:: INSTRUCTIONS FOR THE TASK ::
Swap each occurrence of "BTree" in the data for "Hash", and reproduce all the data with nothing else altered.
.....
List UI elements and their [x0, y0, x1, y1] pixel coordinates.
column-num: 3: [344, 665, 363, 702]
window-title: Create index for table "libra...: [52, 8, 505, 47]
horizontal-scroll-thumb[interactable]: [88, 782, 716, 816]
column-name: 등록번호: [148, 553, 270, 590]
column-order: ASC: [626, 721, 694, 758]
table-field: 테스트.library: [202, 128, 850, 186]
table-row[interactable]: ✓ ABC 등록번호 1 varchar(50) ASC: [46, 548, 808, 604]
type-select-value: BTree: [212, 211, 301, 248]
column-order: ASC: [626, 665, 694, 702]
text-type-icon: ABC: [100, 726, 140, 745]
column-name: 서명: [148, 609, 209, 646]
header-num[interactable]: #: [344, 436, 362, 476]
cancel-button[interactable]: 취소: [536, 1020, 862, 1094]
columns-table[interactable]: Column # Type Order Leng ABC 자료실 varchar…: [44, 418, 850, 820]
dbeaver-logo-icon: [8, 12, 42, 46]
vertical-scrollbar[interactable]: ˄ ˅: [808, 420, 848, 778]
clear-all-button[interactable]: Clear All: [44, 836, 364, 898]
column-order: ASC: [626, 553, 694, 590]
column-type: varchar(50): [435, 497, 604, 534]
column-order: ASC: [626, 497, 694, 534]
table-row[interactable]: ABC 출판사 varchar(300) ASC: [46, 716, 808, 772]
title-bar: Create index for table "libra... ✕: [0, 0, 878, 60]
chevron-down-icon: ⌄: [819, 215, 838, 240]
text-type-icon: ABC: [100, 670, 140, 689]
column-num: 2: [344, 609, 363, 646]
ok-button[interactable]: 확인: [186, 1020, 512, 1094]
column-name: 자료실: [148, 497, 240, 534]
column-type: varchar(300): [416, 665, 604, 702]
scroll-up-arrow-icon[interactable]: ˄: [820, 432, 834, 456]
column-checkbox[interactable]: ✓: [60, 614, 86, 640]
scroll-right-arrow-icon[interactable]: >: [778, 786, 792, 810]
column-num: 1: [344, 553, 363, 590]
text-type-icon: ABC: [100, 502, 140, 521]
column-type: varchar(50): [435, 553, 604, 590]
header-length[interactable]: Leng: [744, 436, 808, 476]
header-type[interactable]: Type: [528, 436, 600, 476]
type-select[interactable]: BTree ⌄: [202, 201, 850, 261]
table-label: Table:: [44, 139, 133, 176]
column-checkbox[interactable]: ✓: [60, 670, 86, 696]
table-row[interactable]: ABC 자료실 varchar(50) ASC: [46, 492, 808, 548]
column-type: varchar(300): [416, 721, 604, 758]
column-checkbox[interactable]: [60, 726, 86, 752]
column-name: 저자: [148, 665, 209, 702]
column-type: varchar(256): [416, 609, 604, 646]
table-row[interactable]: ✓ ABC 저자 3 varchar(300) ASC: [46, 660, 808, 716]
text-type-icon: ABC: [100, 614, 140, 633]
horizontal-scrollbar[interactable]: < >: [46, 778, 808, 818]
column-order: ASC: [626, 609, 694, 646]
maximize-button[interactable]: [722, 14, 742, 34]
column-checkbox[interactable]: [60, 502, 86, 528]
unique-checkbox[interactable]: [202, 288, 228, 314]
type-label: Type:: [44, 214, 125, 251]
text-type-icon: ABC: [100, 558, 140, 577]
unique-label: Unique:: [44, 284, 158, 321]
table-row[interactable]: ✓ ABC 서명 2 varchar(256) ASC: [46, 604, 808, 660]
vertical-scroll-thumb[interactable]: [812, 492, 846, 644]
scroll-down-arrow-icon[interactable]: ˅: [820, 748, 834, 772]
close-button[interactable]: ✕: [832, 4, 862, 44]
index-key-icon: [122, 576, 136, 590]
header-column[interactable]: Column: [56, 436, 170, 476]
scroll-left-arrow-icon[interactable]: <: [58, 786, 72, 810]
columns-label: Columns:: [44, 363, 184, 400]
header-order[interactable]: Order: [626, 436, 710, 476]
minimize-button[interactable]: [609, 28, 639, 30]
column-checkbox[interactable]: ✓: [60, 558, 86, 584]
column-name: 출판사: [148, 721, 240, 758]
.....
:: THE RESULT ::
List UI elements and their [x0, y0, x1, y1] pixel coordinates.
column-num: 3: [344, 665, 363, 702]
window-title: Create index for table "libra...: [52, 8, 505, 47]
horizontal-scroll-thumb[interactable]: [88, 782, 716, 816]
column-name: 등록번호: [148, 553, 270, 590]
column-order: ASC: [626, 721, 694, 758]
table-field: 테스트.library: [202, 128, 850, 186]
table-row[interactable]: ✓ ABC 등록번호 1 varchar(50) ASC: [46, 548, 808, 604]
type-select-value: Hash: [212, 211, 301, 248]
column-order: ASC: [626, 665, 694, 702]
text-type-icon: ABC: [100, 726, 140, 745]
column-name: 서명: [148, 609, 209, 646]
header-num[interactable]: #: [344, 436, 362, 476]
cancel-button[interactable]: 취소: [536, 1020, 862, 1094]
columns-table[interactable]: Column # Type Order Leng ABC 자료실 varchar…: [44, 418, 850, 820]
dbeaver-logo-icon: [8, 12, 42, 46]
vertical-scrollbar[interactable]: ˄ ˅: [808, 420, 848, 778]
clear-all-button[interactable]: Clear All: [44, 836, 364, 898]
column-order: ASC: [626, 553, 694, 590]
column-type: varchar(50): [435, 497, 604, 534]
column-order: ASC: [626, 497, 694, 534]
table-row[interactable]: ABC 출판사 varchar(300) ASC: [46, 716, 808, 772]
title-bar: Create index for table "libra... ✕: [0, 0, 878, 60]
chevron-down-icon: ⌄: [819, 215, 838, 240]
text-type-icon: ABC: [100, 670, 140, 689]
column-num: 2: [344, 609, 363, 646]
ok-button[interactable]: 확인: [186, 1020, 512, 1094]
column-name: 자료실: [148, 497, 240, 534]
column-type: varchar(300): [416, 665, 604, 702]
scroll-up-arrow-icon[interactable]: ˄: [820, 432, 834, 456]
column-checkbox[interactable]: ✓: [60, 614, 86, 640]
scroll-right-arrow-icon[interactable]: >: [778, 786, 792, 810]
column-num: 1: [344, 553, 363, 590]
text-type-icon: ABC: [100, 502, 140, 521]
column-type: varchar(50): [435, 553, 604, 590]
header-length[interactable]: Leng: [744, 436, 808, 476]
header-type[interactable]: Type: [528, 436, 600, 476]
type-select[interactable]: Hash ⌄: [202, 201, 850, 261]
table-label: Table:: [44, 139, 133, 176]
column-checkbox[interactable]: ✓: [60, 670, 86, 696]
table-row[interactable]: ABC 자료실 varchar(50) ASC: [46, 492, 808, 548]
column-type: varchar(300): [416, 721, 604, 758]
column-checkbox[interactable]: [60, 726, 86, 752]
column-name: 저자: [148, 665, 209, 702]
column-type: varchar(256): [416, 609, 604, 646]
table-row[interactable]: ✓ ABC 저자 3 varchar(300) ASC: [46, 660, 808, 716]
text-type-icon: ABC: [100, 614, 140, 633]
horizontal-scrollbar[interactable]: < >: [46, 778, 808, 818]
column-order: ASC: [626, 609, 694, 646]
maximize-button[interactable]: [722, 14, 742, 34]
column-checkbox[interactable]: [60, 502, 86, 528]
unique-checkbox[interactable]: [202, 288, 228, 314]
type-label: Type:: [44, 214, 125, 251]
text-type-icon: ABC: [100, 558, 140, 577]
unique-label: Unique:: [44, 284, 158, 321]
table-row[interactable]: ✓ ABC 서명 2 varchar(256) ASC: [46, 604, 808, 660]
vertical-scroll-thumb[interactable]: [812, 492, 846, 644]
scroll-down-arrow-icon[interactable]: ˅: [820, 748, 834, 772]
close-button[interactable]: ✕: [832, 4, 862, 44]
index-key-icon: [122, 576, 136, 590]
header-column[interactable]: Column: [56, 436, 170, 476]
scroll-left-arrow-icon[interactable]: <: [58, 786, 72, 810]
columns-label: Columns:: [44, 363, 184, 400]
header-order[interactable]: Order: [626, 436, 710, 476]
minimize-button[interactable]: [609, 28, 639, 30]
column-checkbox[interactable]: ✓: [60, 558, 86, 584]
column-name: 출판사: [148, 721, 240, 758]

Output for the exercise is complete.